• _Work required_: Only lines holding the word "minimum" should be copied from the material.

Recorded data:
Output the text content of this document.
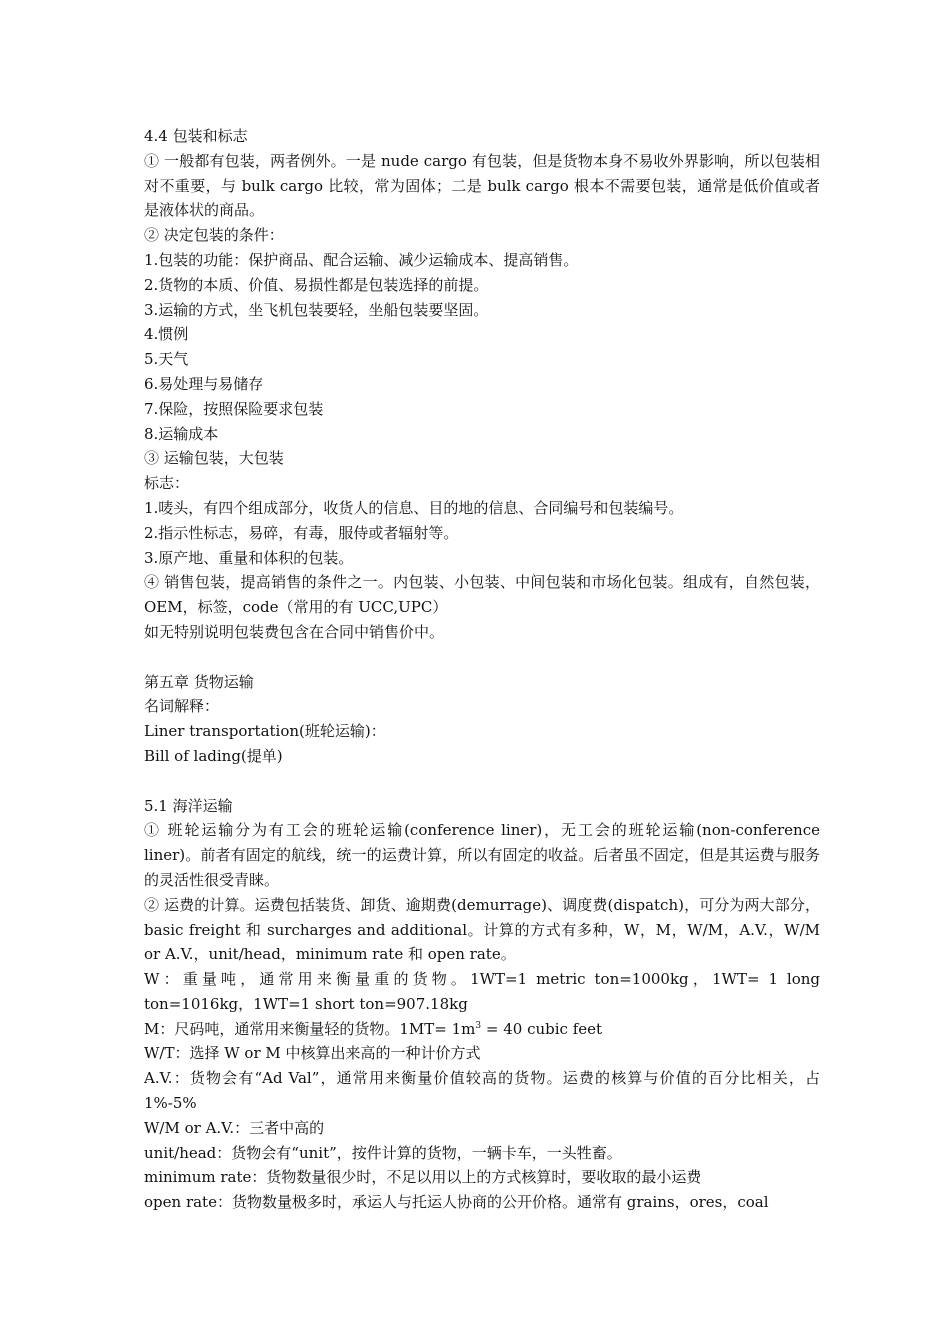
4.4 包装和标志
① 一般都有包装，两者例外。一是 nude cargo 有包装，但是货物本身不易收外界影响，所以包装相对不重要，与 bulk cargo 比较，常为固体；二是 bulk cargo 根本不需要包装，通常是低价值或者是液体状的商品。
② 决定包装的条件：
1.包装的功能：保护商品、配合运输、减少运输成本、提高销售。
2.货物的本质、价值、易损性都是包装选择的前提。
3.运输的方式，坐飞机包装要轻，坐船包装要坚固。
4.惯例
5.天气
6.易处理与易储存
7.保险，按照保险要求包装
8.运输成本
③ 运输包装，大包装
标志：
1.唛头，有四个组成部分，收货人的信息、目的地的信息、合同编号和包装编号。
2.指示性标志，易碎，有毒，服侍或者辐射等。
3.原产地、重量和体积的包装。
④ 销售包装，提高销售的条件之一。内包装、小包装、中间包装和市场化包装。组成有，自然包装，OEM，标签，code（常用的有 UCC,UPC）
如无特别说明包装费包含在合同中销售价中。
第五章 货物运输
名词解释：
Liner transportation(班轮运输)：
Bill of lading(提单)
5.1 海洋运输
① 班轮运输分为有工会的班轮运输(conference liner)，无工会的班轮运输(non-conference liner)。前者有固定的航线，统一的运费计算，所以有固定的收益。后者虽不固定，但是其运费与服务的灵活性很受青睐。
② 运费的计算。运费包括装货、卸货、逾期费(demurrage)、调度费(dispatch)，可分为两大部分，basic freight 和 surcharges and additional。计算的方式有多种，W，M，W/M，A.V.，W/M or A.V.，unit/head，minimum rate 和 open rate。
W：重量吨，通常用来衡量重的货物。1WT=1 metric ton=1000kg，1WT= 1 long ton=1016kg，1WT=1 short ton=907.18kg
M：尺码吨，通常用来衡量轻的货物。$1MT= 1m^3 = 40$ cubic feet
W/T：选择 W or M 中核算出来高的一种计价方式
A.V.：货物会有“Ad Val”，通常用来衡量价值较高的货物。运费的核算与价值的百分比相关，占 1%-5%
W/M or A.V.：三者中高的
unit/head：货物会有“unit”，按件计算的货物，一辆卡车，一头牲畜。
minimum rate：货物数量很少时，不足以用以上的方式核算时，要收取的最小运费
open rate：货物数量极多时，承运人与托运人协商的公开价格。通常有 grains，ores，coal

• _The result_:
② 运费的计算。运费包括装货、卸货、逾期费(demurrage)、调度费(dispatch)，可分为两大部分，basic freight 和 surcharges and additional。计算的方式有多种，W，M，W/M，A.V.，W/M or A.V.，unit/head，minimum rate 和 open rate。
minimum rate：货物数量很少时，不足以用以上的方式核算时，要收取的最小运费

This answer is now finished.